* Stated exercise:
Copy each line that contains the string "name".

* Supplied material:
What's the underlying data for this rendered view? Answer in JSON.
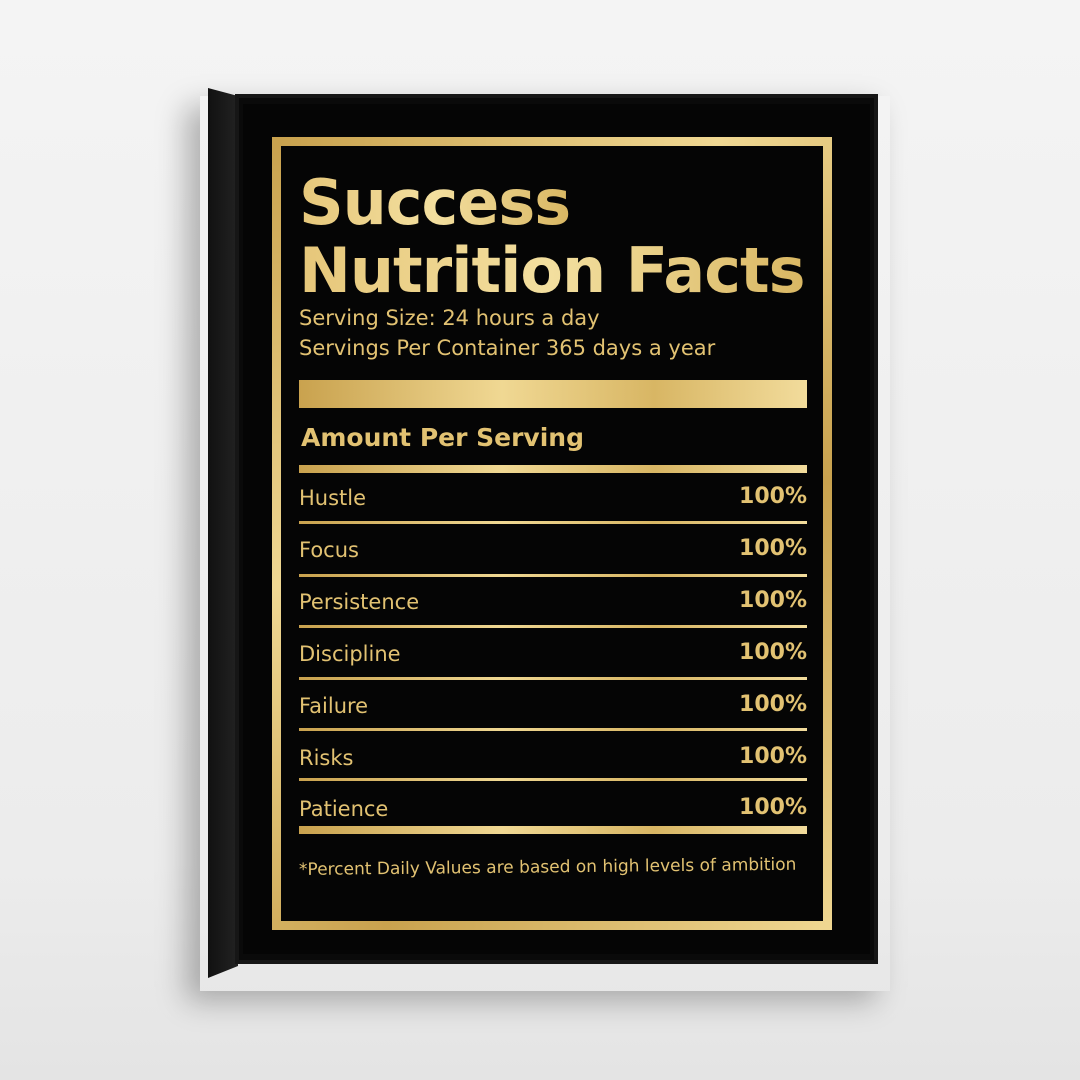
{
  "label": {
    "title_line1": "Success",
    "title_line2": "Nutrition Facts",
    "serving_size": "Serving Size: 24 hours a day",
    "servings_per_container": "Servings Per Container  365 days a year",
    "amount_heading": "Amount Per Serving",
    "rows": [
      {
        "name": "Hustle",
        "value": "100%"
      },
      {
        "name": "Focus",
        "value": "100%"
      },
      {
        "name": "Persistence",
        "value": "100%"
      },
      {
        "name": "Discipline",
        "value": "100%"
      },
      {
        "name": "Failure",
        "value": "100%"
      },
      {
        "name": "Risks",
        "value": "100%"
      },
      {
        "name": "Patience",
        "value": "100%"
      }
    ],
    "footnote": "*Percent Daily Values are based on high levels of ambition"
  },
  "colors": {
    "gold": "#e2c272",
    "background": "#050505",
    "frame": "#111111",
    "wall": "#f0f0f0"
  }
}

* Exercise result:
        "name": "Hustle",
        "name": "Focus",
        "name": "Persistence",
        "name": "Discipline",
        "name": "Failure",
        "name": "Risks",
        "name": "Patience",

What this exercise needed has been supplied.